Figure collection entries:
(begin)
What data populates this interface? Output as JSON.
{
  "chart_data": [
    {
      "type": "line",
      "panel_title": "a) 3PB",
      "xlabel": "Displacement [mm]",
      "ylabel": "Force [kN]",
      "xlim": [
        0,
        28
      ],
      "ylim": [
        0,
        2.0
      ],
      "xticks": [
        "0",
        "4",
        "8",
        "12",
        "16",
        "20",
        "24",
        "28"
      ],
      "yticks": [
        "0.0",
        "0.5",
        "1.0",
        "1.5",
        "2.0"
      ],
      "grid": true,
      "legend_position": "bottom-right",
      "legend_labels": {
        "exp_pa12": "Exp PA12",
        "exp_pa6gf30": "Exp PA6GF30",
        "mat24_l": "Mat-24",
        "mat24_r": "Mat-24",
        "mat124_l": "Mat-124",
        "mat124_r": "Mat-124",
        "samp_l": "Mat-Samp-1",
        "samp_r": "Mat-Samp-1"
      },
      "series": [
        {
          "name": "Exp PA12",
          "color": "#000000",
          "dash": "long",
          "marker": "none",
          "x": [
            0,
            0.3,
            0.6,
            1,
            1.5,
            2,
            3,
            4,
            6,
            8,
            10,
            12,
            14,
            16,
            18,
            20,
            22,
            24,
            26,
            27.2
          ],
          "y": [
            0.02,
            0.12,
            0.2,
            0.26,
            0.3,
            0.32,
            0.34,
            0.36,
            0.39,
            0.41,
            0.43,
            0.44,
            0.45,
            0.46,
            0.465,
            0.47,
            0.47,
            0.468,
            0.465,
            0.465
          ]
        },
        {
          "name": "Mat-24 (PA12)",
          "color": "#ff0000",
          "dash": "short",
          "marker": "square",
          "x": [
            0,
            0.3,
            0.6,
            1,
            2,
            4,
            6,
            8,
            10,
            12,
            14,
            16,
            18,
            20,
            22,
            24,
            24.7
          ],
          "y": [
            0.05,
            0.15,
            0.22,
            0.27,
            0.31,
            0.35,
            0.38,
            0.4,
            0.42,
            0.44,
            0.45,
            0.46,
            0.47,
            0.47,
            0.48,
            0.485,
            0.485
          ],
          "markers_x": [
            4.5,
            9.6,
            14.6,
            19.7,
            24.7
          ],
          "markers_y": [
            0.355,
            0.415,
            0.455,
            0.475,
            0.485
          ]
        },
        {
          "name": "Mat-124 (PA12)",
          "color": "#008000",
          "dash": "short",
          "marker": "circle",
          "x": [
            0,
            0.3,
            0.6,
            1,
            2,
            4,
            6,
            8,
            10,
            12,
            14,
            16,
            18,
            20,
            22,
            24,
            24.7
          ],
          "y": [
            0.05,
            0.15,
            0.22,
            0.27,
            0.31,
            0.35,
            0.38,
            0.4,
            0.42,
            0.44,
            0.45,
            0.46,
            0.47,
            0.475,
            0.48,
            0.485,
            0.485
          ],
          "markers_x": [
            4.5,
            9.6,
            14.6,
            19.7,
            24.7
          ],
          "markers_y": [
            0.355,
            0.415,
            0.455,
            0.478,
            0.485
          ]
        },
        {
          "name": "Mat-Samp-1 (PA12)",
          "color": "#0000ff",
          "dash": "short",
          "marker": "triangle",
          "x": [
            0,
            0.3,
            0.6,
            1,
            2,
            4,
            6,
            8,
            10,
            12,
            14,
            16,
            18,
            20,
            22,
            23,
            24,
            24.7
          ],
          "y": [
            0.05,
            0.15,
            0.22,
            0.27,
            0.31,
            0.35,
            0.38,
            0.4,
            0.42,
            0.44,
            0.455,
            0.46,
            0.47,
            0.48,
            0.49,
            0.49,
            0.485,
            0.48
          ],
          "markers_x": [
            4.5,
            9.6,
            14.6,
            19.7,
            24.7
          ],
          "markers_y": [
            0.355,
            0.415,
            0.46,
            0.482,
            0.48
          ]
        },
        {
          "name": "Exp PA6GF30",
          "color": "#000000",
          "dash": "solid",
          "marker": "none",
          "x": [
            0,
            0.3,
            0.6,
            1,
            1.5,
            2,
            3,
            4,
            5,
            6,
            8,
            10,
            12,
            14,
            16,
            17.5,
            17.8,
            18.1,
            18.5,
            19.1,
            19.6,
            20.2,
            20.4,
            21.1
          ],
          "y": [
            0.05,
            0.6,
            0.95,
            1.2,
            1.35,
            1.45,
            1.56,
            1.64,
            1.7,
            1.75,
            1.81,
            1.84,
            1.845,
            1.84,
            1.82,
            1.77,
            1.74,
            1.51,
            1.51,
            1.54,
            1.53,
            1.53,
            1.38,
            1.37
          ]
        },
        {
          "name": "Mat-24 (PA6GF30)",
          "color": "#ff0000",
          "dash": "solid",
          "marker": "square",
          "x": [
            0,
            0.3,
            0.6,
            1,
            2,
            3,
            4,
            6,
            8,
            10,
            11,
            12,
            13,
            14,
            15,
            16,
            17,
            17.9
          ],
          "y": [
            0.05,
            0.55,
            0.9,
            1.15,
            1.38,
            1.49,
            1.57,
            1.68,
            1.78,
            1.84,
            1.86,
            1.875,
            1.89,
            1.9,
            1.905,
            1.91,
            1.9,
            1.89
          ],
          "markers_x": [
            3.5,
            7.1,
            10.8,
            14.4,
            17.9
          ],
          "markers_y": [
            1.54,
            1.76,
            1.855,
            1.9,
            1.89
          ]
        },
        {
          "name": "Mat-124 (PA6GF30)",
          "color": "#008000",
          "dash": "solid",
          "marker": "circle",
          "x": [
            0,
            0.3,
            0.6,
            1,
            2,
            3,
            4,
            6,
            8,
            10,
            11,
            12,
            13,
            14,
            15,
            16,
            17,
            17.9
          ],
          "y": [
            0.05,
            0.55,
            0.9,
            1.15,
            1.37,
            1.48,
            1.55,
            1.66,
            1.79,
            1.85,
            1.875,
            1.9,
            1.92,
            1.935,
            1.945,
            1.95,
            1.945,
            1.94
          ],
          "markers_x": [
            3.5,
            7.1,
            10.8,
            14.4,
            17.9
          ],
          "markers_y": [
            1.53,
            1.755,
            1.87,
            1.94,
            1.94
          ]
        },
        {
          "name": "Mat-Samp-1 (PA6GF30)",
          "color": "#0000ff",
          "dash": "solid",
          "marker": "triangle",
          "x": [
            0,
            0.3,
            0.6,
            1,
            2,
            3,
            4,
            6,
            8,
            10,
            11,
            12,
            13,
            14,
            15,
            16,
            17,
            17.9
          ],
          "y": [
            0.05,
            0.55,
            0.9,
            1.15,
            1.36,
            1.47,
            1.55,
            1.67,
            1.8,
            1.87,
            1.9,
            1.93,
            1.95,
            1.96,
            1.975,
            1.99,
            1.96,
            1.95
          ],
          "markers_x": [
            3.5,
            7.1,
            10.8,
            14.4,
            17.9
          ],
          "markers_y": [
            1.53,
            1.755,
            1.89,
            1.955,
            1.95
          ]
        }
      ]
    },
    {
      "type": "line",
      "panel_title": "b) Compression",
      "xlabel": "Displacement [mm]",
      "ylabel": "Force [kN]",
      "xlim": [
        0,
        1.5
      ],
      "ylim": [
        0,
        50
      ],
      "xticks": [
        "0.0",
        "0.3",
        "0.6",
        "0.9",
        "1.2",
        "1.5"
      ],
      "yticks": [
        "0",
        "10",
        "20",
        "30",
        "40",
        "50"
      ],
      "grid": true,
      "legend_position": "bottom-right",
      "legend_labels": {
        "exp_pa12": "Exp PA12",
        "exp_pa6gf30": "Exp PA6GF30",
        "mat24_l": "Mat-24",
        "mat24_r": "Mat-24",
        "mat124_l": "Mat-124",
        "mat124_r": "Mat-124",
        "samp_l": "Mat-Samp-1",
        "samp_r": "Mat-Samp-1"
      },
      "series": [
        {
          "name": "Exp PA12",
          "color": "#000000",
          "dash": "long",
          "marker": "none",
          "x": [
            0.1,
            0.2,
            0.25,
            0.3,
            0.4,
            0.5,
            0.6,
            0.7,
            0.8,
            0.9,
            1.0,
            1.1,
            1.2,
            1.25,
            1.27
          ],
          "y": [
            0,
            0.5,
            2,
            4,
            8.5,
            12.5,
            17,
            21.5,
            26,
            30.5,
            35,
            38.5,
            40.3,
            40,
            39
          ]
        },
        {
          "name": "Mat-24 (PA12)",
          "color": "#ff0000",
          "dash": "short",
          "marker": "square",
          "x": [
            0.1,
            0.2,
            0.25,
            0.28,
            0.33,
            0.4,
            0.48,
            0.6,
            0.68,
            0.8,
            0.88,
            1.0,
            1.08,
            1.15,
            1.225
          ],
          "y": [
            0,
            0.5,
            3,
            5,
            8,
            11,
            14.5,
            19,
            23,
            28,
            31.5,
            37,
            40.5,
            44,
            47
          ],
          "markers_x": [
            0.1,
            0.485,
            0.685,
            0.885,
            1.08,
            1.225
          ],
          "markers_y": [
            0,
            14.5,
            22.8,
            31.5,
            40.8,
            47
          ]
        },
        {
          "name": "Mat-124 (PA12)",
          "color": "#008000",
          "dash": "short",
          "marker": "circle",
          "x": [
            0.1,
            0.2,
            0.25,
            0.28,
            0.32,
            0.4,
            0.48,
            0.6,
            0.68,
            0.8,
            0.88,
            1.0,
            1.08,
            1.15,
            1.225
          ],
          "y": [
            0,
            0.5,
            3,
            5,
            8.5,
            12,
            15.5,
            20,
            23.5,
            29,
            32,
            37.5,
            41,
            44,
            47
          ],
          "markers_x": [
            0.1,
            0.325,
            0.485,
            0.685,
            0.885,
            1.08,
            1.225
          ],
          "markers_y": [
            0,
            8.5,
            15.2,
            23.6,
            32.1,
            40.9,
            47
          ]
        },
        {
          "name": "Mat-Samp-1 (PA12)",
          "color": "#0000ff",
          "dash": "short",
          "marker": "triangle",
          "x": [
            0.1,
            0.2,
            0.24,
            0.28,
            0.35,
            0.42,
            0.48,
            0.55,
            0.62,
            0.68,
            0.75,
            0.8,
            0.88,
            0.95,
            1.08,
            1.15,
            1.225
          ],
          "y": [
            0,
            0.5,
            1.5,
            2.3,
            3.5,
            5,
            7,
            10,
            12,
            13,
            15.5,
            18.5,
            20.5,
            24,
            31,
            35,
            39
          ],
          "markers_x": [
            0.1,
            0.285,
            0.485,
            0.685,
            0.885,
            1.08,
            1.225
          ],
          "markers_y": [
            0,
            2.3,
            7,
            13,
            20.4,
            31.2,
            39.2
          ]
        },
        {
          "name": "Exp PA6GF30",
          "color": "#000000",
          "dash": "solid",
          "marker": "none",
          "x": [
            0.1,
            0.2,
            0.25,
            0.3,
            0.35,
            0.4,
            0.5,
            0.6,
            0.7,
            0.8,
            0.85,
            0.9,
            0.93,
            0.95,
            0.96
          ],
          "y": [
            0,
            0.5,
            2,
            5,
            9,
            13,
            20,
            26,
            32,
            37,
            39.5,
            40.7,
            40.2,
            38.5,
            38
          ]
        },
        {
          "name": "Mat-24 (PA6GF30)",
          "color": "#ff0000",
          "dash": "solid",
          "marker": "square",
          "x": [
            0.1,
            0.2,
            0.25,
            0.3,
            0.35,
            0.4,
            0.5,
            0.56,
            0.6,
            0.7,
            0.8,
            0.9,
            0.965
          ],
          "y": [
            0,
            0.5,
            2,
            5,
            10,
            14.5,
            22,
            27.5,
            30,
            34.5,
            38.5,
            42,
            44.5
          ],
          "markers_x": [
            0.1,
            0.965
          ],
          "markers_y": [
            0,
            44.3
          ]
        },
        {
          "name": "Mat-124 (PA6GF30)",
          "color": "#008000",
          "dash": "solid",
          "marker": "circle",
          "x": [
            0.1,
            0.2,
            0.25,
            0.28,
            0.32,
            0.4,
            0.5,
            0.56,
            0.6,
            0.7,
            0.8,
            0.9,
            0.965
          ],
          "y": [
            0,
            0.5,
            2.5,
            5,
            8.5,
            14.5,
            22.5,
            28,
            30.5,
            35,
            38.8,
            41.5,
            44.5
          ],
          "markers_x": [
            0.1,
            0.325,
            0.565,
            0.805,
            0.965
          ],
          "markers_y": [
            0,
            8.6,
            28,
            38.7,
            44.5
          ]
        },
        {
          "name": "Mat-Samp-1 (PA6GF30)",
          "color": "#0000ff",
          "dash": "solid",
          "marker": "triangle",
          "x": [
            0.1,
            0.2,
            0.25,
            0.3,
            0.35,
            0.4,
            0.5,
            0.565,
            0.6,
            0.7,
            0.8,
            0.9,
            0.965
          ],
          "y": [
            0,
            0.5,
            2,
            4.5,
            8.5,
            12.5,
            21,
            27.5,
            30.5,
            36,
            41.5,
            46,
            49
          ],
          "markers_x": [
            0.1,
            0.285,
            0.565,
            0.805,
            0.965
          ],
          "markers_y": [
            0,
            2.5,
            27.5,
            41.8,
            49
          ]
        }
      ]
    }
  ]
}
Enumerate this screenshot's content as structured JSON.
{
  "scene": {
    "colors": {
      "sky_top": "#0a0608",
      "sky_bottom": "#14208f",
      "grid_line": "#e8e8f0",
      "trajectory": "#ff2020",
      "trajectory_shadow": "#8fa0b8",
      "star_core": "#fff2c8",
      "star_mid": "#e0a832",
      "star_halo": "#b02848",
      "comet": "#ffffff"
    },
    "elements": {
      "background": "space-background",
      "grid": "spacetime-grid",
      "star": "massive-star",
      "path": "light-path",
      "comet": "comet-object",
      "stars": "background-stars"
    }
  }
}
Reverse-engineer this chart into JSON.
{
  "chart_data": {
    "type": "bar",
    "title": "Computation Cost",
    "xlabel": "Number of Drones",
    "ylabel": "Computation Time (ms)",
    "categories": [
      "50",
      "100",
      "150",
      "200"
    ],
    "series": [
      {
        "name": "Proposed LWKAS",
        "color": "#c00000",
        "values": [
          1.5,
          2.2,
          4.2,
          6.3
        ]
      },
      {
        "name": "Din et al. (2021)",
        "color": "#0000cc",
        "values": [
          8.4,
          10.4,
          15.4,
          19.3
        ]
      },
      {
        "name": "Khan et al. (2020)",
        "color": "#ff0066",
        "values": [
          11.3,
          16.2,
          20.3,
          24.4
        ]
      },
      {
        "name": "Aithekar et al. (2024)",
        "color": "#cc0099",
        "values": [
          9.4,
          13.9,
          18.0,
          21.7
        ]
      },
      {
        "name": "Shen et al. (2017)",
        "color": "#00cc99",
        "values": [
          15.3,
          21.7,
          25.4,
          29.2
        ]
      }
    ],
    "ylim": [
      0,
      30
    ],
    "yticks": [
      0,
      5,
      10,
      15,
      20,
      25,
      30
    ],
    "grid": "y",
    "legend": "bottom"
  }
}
(end)
> OBJECTIVE
Show all lines from the records above where the word "JSON" occurs.

> RESULT BELOW
What data populates this interface? Output as JSON.
Enumerate this screenshot's content as structured JSON.
Reverse-engineer this chart into JSON.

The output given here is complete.